__TASK GOAL__.
What lines of the data hold the string "Christian"? Pull each one out.

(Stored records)
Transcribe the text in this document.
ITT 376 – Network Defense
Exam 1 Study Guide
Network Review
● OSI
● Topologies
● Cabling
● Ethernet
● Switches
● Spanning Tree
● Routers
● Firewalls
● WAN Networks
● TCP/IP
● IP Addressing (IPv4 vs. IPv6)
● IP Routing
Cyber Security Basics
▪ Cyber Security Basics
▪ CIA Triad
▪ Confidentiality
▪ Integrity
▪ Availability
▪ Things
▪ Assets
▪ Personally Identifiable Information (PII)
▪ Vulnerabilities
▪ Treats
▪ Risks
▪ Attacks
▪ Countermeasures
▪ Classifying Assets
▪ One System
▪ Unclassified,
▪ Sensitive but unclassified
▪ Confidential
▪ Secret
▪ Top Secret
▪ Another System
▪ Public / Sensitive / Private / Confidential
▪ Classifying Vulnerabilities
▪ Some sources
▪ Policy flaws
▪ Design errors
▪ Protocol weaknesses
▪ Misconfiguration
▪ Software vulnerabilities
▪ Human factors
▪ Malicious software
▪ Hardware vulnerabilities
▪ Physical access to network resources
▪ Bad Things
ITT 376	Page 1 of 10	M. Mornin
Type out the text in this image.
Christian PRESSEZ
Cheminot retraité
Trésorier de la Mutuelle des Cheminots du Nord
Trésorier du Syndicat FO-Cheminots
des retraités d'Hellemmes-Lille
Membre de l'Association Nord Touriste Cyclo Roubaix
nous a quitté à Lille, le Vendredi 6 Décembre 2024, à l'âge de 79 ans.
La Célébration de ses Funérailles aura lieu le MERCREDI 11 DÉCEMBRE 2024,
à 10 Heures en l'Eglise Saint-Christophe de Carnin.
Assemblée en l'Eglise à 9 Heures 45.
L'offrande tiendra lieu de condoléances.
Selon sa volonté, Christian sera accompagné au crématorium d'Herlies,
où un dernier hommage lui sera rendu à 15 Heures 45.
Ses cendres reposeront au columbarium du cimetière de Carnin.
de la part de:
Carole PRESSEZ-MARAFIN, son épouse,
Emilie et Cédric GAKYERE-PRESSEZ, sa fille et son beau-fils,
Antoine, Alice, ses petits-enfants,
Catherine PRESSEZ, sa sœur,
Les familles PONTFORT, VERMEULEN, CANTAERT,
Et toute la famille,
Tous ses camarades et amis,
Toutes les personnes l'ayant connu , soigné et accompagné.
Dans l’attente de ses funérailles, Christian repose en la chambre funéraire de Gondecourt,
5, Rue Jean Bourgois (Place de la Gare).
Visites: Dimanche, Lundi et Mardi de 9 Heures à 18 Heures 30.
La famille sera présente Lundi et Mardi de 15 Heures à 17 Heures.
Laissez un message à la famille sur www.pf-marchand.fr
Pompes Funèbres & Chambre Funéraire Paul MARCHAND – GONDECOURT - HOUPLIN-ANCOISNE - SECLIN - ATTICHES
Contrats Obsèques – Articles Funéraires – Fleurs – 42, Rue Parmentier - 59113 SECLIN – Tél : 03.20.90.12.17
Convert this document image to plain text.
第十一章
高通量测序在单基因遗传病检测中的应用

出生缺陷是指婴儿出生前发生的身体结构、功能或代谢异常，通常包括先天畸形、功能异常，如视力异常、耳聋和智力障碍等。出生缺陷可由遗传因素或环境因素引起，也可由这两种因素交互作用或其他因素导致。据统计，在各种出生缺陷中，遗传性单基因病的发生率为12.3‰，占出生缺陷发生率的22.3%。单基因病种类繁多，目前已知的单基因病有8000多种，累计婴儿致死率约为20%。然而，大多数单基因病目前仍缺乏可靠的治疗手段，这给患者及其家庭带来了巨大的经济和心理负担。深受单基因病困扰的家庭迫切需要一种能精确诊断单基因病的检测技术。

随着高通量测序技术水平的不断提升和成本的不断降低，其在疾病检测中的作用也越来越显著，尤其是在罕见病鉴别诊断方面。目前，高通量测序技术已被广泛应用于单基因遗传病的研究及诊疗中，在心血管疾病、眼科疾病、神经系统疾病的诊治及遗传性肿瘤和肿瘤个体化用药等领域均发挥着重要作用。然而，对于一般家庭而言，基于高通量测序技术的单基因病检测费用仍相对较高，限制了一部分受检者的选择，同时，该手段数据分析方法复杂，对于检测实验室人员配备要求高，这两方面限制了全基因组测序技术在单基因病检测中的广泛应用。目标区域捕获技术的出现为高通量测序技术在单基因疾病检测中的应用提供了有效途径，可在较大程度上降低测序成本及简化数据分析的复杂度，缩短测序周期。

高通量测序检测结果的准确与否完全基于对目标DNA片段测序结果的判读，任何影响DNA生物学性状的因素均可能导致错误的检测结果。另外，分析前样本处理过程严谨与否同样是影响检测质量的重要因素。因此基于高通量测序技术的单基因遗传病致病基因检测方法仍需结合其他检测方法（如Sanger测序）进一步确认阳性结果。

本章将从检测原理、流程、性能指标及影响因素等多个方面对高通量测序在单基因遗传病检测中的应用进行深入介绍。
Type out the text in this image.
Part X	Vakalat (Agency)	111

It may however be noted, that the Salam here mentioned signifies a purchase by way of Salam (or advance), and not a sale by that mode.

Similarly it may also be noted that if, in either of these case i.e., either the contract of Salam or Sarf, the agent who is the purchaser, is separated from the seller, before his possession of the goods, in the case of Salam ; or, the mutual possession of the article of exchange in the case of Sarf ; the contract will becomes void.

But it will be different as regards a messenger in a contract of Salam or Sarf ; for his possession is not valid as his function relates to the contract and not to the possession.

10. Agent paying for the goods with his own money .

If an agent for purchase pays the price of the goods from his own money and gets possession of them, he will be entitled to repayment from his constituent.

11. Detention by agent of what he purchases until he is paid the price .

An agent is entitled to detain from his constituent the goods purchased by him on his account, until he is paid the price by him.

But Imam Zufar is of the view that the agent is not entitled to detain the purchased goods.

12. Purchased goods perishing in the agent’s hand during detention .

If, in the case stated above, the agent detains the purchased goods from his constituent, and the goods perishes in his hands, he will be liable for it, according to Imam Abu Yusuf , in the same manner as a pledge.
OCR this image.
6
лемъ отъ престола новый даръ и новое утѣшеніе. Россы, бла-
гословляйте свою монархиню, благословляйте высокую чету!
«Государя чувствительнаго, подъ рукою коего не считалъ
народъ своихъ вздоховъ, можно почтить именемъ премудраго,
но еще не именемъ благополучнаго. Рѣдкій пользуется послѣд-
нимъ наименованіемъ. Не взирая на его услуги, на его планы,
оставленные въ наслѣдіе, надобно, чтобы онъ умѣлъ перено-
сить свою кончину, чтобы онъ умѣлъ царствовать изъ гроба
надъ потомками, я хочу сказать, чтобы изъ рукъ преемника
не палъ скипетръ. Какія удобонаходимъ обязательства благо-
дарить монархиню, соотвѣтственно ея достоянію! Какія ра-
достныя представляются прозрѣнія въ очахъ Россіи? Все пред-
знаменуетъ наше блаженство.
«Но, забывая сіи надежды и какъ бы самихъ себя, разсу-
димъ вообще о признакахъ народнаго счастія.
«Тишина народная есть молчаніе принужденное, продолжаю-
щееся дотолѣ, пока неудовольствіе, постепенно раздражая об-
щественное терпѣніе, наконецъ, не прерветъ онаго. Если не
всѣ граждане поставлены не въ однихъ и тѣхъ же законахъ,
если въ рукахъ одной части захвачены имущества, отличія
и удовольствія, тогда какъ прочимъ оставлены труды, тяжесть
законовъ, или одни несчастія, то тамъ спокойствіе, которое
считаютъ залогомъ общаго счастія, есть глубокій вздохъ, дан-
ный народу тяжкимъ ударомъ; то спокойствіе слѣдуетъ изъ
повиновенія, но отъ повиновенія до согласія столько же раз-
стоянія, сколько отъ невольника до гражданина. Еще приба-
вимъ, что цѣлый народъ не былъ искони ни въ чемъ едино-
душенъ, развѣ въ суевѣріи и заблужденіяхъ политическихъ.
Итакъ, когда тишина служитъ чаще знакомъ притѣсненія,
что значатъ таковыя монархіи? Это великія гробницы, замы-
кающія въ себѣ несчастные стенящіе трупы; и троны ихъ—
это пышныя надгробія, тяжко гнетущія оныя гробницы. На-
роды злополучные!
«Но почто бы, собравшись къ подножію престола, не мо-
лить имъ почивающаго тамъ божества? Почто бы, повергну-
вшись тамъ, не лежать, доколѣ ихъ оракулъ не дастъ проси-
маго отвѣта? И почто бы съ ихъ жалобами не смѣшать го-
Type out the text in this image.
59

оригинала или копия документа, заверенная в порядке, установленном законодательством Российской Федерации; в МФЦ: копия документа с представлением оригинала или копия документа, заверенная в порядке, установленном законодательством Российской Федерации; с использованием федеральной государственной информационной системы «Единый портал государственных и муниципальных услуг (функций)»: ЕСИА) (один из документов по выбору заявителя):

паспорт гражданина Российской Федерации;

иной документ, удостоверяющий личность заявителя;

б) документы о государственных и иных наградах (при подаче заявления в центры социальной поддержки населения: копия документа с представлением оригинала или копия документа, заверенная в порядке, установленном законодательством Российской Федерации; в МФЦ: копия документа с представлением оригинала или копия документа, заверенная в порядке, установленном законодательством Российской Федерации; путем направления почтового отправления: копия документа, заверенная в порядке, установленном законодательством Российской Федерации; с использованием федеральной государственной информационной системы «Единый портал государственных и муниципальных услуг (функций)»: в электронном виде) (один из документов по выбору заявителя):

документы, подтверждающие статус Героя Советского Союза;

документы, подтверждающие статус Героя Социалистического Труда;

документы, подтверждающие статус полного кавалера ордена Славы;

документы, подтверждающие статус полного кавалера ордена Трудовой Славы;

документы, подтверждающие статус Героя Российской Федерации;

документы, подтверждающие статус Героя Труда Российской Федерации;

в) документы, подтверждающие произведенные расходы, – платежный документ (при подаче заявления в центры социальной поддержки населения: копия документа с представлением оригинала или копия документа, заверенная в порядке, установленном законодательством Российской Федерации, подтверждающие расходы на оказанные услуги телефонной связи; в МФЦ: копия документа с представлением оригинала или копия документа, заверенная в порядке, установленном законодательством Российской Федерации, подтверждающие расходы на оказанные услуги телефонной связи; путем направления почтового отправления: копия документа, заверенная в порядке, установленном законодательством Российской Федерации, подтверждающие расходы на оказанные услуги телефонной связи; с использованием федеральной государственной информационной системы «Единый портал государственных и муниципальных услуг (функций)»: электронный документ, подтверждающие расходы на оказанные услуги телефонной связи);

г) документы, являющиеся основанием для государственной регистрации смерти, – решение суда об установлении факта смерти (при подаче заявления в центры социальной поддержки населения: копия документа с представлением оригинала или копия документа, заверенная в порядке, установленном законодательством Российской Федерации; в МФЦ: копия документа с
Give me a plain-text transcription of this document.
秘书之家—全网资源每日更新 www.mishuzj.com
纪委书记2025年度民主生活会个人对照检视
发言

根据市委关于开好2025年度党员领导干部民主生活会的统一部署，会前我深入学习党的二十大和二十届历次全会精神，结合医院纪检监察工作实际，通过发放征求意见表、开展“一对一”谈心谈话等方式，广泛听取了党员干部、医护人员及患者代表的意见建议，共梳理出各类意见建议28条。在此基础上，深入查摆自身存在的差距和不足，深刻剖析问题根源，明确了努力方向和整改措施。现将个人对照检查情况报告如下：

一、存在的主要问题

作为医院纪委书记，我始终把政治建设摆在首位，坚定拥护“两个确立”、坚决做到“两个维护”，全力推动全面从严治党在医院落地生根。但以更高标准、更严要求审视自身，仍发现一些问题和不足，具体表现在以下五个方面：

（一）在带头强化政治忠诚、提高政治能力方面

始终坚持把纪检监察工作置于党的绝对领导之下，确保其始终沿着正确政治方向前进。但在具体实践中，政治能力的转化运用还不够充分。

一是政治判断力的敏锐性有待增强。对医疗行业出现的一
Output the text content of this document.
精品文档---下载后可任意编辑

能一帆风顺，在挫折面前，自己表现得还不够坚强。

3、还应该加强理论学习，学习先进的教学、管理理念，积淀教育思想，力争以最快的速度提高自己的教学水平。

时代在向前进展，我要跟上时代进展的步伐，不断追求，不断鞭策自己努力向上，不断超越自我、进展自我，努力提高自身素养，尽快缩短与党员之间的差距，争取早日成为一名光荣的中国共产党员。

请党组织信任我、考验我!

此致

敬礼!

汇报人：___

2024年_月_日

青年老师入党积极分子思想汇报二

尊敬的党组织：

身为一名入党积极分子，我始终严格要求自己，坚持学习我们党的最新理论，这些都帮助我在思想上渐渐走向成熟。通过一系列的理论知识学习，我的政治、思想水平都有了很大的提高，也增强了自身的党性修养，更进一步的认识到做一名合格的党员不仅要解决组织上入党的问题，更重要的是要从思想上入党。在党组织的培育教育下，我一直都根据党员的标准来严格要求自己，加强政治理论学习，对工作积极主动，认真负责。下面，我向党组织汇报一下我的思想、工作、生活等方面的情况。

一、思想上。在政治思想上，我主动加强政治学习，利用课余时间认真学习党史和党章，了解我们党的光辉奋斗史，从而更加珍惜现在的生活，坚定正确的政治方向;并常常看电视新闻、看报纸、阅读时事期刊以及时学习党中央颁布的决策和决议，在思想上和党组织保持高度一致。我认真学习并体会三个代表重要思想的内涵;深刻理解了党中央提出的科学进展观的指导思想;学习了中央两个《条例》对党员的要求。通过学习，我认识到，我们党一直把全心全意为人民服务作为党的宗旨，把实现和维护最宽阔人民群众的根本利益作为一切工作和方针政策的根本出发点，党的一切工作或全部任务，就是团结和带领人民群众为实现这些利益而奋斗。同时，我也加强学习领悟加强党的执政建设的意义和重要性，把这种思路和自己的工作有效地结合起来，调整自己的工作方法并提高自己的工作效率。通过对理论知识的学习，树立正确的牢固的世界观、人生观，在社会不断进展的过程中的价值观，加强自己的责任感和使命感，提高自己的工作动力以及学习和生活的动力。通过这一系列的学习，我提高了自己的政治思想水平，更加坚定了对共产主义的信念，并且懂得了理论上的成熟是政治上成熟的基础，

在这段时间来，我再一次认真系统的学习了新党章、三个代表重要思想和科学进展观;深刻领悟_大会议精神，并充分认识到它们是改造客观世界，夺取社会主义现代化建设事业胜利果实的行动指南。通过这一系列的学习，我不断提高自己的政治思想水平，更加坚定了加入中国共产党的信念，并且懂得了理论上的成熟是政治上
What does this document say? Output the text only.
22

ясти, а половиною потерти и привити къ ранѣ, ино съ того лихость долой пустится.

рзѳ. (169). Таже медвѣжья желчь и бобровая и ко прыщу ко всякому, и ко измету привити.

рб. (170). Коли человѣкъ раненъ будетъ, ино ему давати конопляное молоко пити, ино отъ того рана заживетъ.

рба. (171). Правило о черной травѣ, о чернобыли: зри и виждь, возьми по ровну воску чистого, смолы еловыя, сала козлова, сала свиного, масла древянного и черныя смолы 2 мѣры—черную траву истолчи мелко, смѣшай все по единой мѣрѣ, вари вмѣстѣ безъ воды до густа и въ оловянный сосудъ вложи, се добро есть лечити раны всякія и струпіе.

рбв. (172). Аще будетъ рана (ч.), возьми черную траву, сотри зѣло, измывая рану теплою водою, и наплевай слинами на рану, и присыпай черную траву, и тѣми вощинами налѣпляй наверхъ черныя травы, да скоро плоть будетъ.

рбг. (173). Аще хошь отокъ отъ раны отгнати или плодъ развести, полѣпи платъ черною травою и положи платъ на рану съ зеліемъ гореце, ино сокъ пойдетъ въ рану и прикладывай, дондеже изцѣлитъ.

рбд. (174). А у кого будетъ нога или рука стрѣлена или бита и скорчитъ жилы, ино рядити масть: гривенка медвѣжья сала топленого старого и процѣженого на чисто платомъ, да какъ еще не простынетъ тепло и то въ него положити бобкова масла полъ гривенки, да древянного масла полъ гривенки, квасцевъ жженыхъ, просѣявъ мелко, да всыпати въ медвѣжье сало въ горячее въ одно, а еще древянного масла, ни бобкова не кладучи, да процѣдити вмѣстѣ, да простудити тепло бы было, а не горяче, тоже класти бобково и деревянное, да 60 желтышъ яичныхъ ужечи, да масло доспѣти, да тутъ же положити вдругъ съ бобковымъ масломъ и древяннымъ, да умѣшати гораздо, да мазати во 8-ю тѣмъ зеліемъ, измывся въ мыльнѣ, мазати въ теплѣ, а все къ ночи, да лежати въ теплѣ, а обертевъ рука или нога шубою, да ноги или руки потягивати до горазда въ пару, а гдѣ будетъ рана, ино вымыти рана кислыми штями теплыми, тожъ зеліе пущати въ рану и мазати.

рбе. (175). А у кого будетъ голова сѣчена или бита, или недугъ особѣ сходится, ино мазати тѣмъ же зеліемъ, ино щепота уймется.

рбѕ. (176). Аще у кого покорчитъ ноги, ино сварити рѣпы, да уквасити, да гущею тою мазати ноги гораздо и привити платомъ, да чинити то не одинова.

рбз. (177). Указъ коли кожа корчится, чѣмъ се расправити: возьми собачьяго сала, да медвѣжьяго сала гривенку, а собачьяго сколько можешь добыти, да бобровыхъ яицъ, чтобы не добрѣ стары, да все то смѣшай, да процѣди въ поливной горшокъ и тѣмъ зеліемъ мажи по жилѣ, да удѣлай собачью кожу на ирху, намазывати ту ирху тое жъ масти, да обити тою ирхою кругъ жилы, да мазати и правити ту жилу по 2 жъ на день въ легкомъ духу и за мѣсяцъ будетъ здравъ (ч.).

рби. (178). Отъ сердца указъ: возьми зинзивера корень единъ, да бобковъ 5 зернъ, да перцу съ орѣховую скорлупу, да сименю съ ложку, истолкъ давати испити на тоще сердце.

__FULL RESPONSE__.
Christian PRESSEZ
Selon sa volonté, Christian sera accompagné au crématorium d'Herlies,
Dans l’attente de ses funérailles, Christian repose en la chambre funéraire de Gondecourt,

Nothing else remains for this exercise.